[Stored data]
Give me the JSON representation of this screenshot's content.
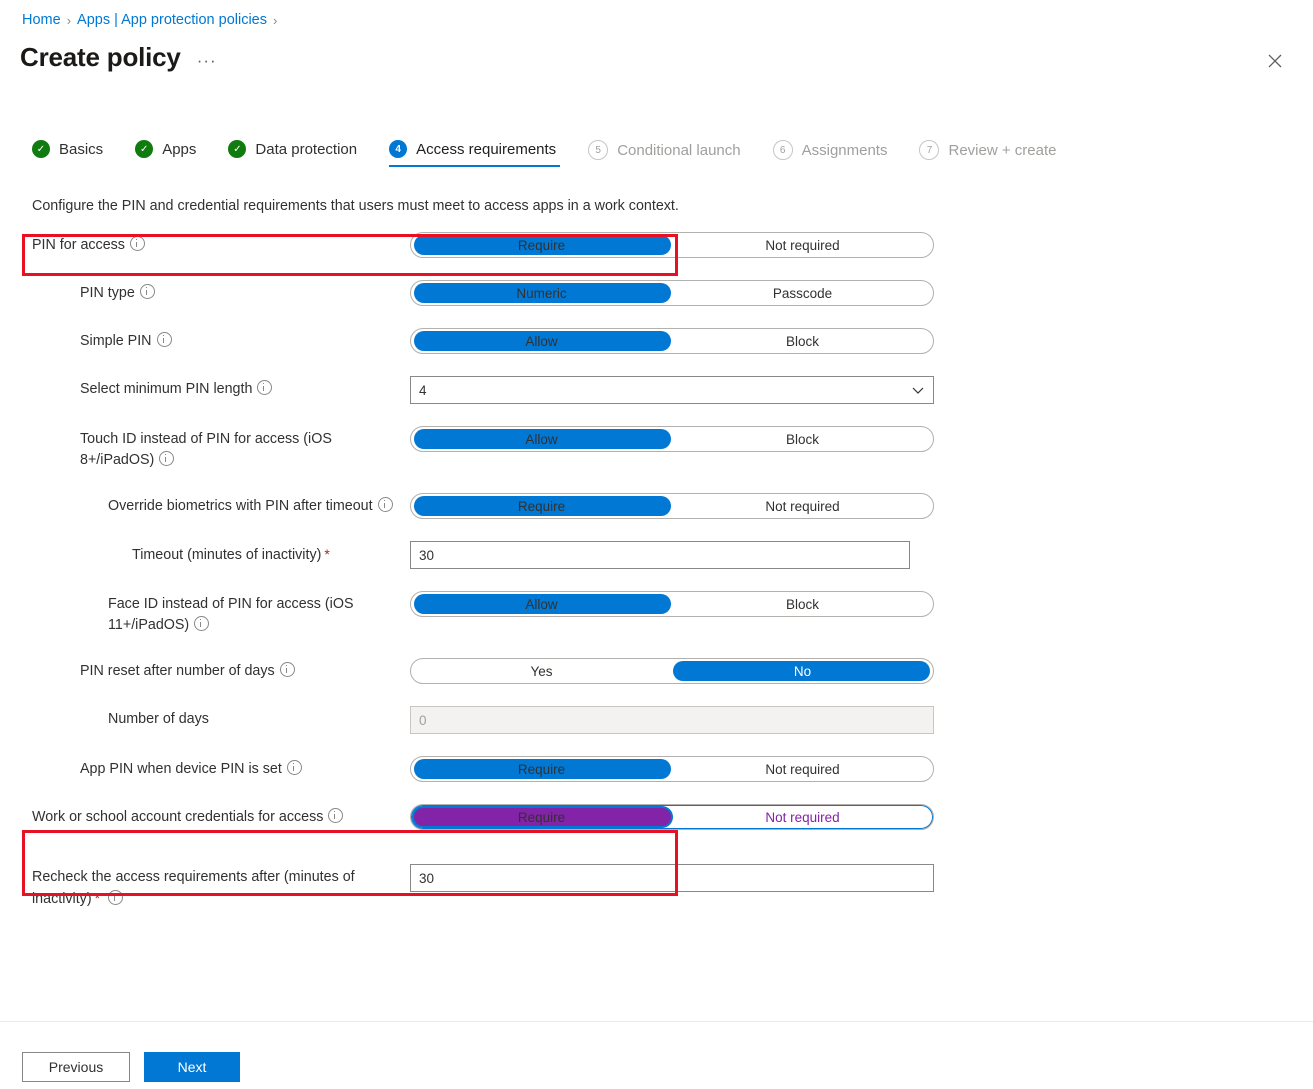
{
  "breadcrumb": {
    "items": [
      {
        "label": "Home",
        "link": true
      },
      {
        "label": "Apps | App protection policies",
        "link": true
      }
    ],
    "separator": "›"
  },
  "header": {
    "title": "Create policy",
    "ellipsis": "···",
    "close_icon": "close-icon"
  },
  "wizard": {
    "steps": [
      {
        "number": "1",
        "label": "Basics",
        "state": "done",
        "mark": "✓"
      },
      {
        "number": "2",
        "label": "Apps",
        "state": "done",
        "mark": "✓"
      },
      {
        "number": "3",
        "label": "Data protection",
        "state": "done",
        "mark": "✓"
      },
      {
        "number": "4",
        "label": "Access requirements",
        "state": "active",
        "mark": "4"
      },
      {
        "number": "5",
        "label": "Conditional launch",
        "state": "todo",
        "mark": "5"
      },
      {
        "number": "6",
        "label": "Assignments",
        "state": "todo",
        "mark": "6"
      },
      {
        "number": "7",
        "label": "Review + create",
        "state": "todo",
        "mark": "7"
      }
    ]
  },
  "description": "Configure the PIN and credential requirements that users must meet to access apps in a work context.",
  "form": {
    "pin_for_access": {
      "label": "PIN for access",
      "option_left": "Require",
      "option_right": "Not required",
      "selected": "Require"
    },
    "pin_type": {
      "label": "PIN type",
      "option_left": "Numeric",
      "option_right": "Passcode",
      "selected": "Numeric"
    },
    "simple_pin": {
      "label": "Simple PIN",
      "option_left": "Allow",
      "option_right": "Block",
      "selected": "Allow"
    },
    "min_pin_length": {
      "label": "Select minimum PIN length",
      "value": "4"
    },
    "touch_id": {
      "label": "Touch ID instead of PIN for access (iOS 8+/iPadOS)",
      "option_left": "Allow",
      "option_right": "Block",
      "selected": "Allow"
    },
    "override_biometrics": {
      "label": "Override biometrics with PIN after timeout",
      "option_left": "Require",
      "option_right": "Not required",
      "selected": "Require"
    },
    "timeout": {
      "label": "Timeout (minutes of inactivity)",
      "required_mark": "*",
      "value": "30"
    },
    "face_id": {
      "label": "Face ID instead of PIN for access (iOS 11+/iPadOS)",
      "option_left": "Allow",
      "option_right": "Block",
      "selected": "Allow"
    },
    "pin_reset_days": {
      "label": "PIN reset after number of days",
      "option_left": "Yes",
      "option_right": "No",
      "selected": "No"
    },
    "number_of_days": {
      "label": "Number of days",
      "value": "0",
      "disabled": true
    },
    "app_pin_device_pin": {
      "label": "App PIN when device PIN is set",
      "option_left": "Require",
      "option_right": "Not required",
      "selected": "Require"
    },
    "work_school_credentials": {
      "label": "Work or school account credentials for access",
      "option_left": "Require",
      "option_right": "Not required",
      "selected": "Require",
      "focused": true
    },
    "recheck_access": {
      "label": "Recheck the access requirements after (minutes of inactivity)",
      "required_mark": "*",
      "value": "30"
    }
  },
  "footer": {
    "previous_label": "Previous",
    "next_label": "Next"
  },
  "colors": {
    "accent_blue": "#0078d4",
    "done_green": "#107c10",
    "annotation_red": "#e81123",
    "focus_purple": "#8223a8",
    "required_red": "#a4262c"
  }
}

Task prompt
Return the entries unchanged, save for the pictures, which do not belong in the copy.

Response to the exercise
Give me the JSON representation of this screenshot's content.
{
  "breadcrumb": {
    "items": [
      {
        "label": "Home",
        "link": true
      },
      {
        "label": "Apps | App protection policies",
        "link": true
      }
    ],
    "separator": "›"
  },
  "header": {
    "title": "Create policy",
    "ellipsis": "···",
    "close_icon": "close-icon"
  },
  "wizard": {
    "steps": [
      {
        "number": "1",
        "label": "Basics",
        "state": "done",
        "mark": "✓"
      },
      {
        "number": "2",
        "label": "Apps",
        "state": "done",
        "mark": "✓"
      },
      {
        "number": "3",
        "label": "Data protection",
        "state": "done",
        "mark": "✓"
      },
      {
        "number": "4",
        "label": "Access requirements",
        "state": "active",
        "mark": "4"
      },
      {
        "number": "5",
        "label": "Conditional launch",
        "state": "todo",
        "mark": "5"
      },
      {
        "number": "6",
        "label": "Assignments",
        "state": "todo",
        "mark": "6"
      },
      {
        "number": "7",
        "label": "Review + create",
        "state": "todo",
        "mark": "7"
      }
    ]
  },
  "description": "Configure the PIN and credential requirements that users must meet to access apps in a work context.",
  "form": {
    "pin_for_access": {
      "label": "PIN for access",
      "option_left": "Require",
      "option_right": "Not required",
      "selected": "Require"
    },
    "pin_type": {
      "label": "PIN type",
      "option_left": "Numeric",
      "option_right": "Passcode",
      "selected": "Numeric"
    },
    "simple_pin": {
      "label": "Simple PIN",
      "option_left": "Allow",
      "option_right": "Block",
      "selected": "Allow"
    },
    "min_pin_length": {
      "label": "Select minimum PIN length",
      "value": "4"
    },
    "touch_id": {
      "label": "Touch ID instead of PIN for access (iOS 8+/iPadOS)",
      "option_left": "Allow",
      "option_right": "Block",
      "selected": "Allow"
    },
    "override_biometrics": {
      "label": "Override biometrics with PIN after timeout",
      "option_left": "Require",
      "option_right": "Not required",
      "selected": "Require"
    },
    "timeout": {
      "label": "Timeout (minutes of inactivity)",
      "required_mark": "*",
      "value": "30"
    },
    "face_id": {
      "label": "Face ID instead of PIN for access (iOS 11+/iPadOS)",
      "option_left": "Allow",
      "option_right": "Block",
      "selected": "Allow"
    },
    "pin_reset_days": {
      "label": "PIN reset after number of days",
      "option_left": "Yes",
      "option_right": "No",
      "selected": "No"
    },
    "number_of_days": {
      "label": "Number of days",
      "value": "0",
      "disabled": true
    },
    "app_pin_device_pin": {
      "label": "App PIN when device PIN is set",
      "option_left": "Require",
      "option_right": "Not required",
      "selected": "Require"
    },
    "work_school_credentials": {
      "label": "Work or school account credentials for access",
      "option_left": "Require",
      "option_right": "Not required",
      "selected": "Require",
      "focused": true
    },
    "recheck_access": {
      "label": "Recheck the access requirements after (minutes of inactivity)",
      "required_mark": "*",
      "value": "30"
    }
  },
  "footer": {
    "previous_label": "Previous",
    "next_label": "Next"
  },
  "colors": {
    "accent_blue": "#0078d4",
    "done_green": "#107c10",
    "annotation_red": "#e81123",
    "focus_purple": "#8223a8",
    "required_red": "#a4262c"
  }
}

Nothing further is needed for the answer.